[Data excerpts]
◆ ◆ ◆ ◆

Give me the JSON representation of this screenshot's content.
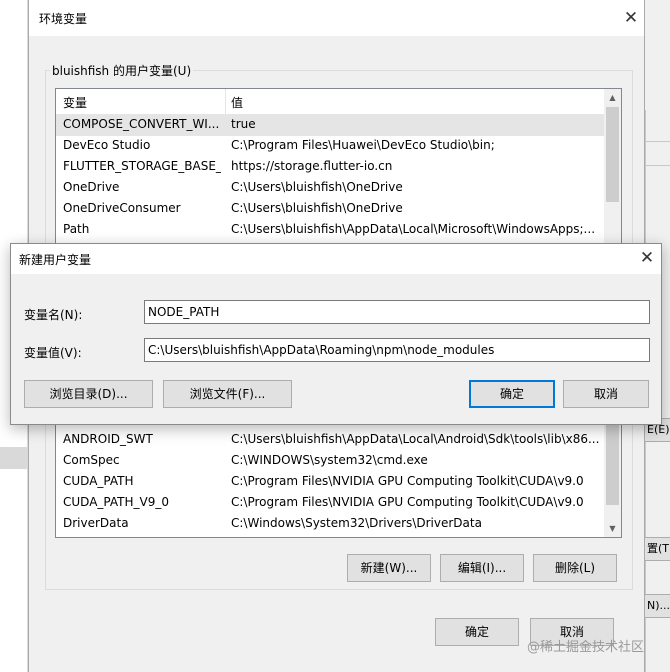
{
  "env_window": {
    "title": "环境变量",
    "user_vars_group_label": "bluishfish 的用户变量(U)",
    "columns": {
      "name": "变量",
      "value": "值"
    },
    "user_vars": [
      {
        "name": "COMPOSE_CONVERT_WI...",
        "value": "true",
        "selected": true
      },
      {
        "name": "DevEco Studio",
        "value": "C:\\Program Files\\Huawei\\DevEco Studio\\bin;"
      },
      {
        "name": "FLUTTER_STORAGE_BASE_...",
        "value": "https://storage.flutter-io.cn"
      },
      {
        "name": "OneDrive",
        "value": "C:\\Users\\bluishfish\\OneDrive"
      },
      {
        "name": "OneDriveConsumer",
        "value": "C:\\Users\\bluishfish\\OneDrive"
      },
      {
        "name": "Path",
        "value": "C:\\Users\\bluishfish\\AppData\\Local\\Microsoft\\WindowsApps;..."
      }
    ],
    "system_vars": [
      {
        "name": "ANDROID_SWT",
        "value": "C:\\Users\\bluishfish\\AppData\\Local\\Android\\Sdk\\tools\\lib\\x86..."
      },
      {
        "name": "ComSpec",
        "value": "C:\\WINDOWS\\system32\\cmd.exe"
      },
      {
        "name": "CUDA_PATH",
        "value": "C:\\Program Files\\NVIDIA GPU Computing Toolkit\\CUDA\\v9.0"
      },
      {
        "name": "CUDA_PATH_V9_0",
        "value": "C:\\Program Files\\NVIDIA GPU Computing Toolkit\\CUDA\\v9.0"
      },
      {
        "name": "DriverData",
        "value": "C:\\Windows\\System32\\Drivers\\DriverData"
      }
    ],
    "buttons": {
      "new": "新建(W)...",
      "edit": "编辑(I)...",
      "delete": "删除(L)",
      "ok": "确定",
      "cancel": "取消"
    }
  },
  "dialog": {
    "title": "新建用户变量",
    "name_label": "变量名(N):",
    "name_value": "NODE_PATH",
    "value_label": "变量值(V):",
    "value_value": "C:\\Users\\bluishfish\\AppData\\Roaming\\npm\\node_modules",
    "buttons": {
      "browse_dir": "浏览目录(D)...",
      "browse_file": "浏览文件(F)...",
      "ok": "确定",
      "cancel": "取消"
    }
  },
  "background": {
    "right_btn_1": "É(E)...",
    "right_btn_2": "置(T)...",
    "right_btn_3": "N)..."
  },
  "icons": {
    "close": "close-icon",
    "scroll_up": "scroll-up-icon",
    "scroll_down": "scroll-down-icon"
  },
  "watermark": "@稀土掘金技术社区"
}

◆ ◆ ◆ ◆

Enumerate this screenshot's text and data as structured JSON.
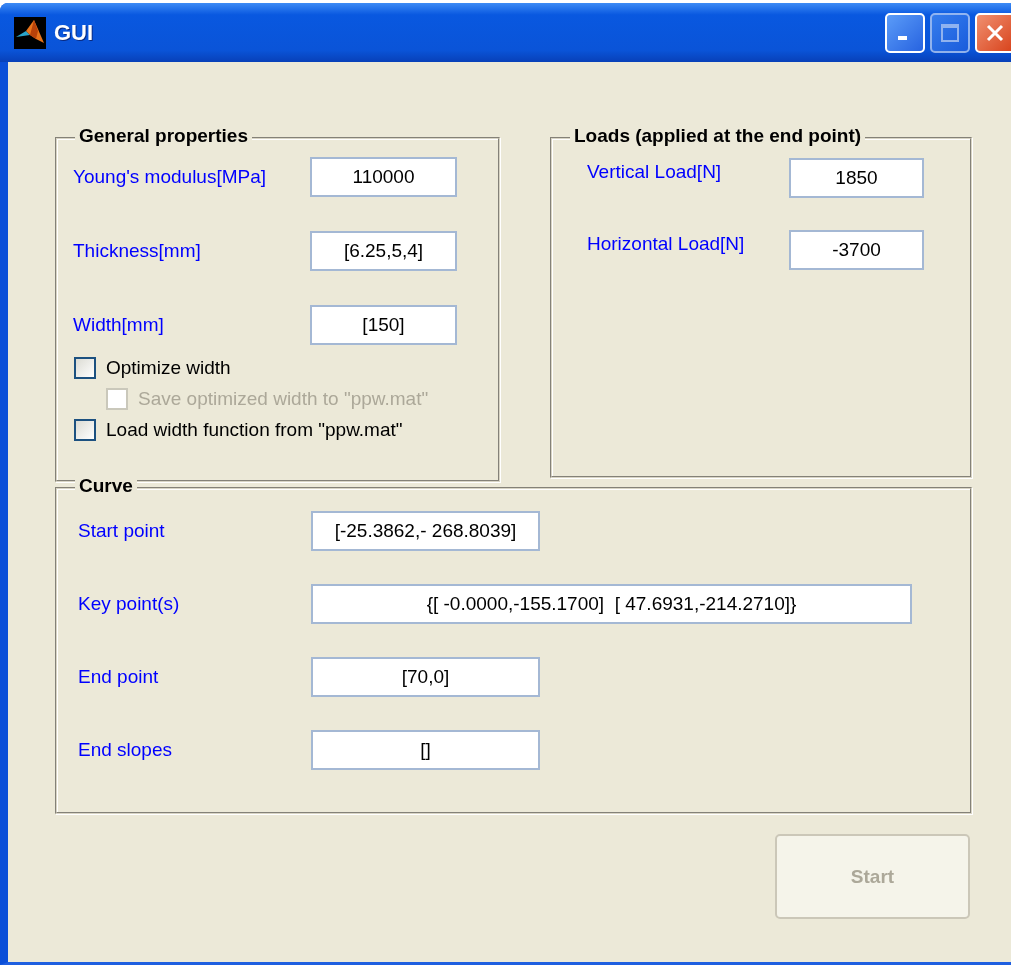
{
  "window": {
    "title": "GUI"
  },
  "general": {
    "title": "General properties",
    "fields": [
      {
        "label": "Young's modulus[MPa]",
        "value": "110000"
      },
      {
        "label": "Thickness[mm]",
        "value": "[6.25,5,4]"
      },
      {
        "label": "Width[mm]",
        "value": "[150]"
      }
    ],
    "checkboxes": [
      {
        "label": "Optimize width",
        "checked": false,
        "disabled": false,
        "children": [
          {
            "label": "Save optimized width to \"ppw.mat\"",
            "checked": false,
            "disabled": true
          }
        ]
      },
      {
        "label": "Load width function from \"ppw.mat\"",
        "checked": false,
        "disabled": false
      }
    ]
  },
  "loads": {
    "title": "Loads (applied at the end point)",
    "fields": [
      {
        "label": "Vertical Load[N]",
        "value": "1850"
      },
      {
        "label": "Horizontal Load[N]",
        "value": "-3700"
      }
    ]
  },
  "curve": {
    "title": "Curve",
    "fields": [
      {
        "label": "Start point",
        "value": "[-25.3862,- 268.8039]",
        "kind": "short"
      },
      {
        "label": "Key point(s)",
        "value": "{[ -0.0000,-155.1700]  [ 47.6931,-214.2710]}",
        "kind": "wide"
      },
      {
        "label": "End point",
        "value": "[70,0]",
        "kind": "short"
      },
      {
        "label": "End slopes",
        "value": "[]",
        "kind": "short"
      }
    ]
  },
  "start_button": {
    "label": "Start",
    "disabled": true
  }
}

◆ ◆ ◆ ◆

* [WRITTEN PROBLEM]: List all lines where "screenshot" occurs.

* [ANSWER TO THIS PROBLEM]:
Give me the JSON representation of this screenshot's content.
Enumerate this screenshot's text and data as structured JSON.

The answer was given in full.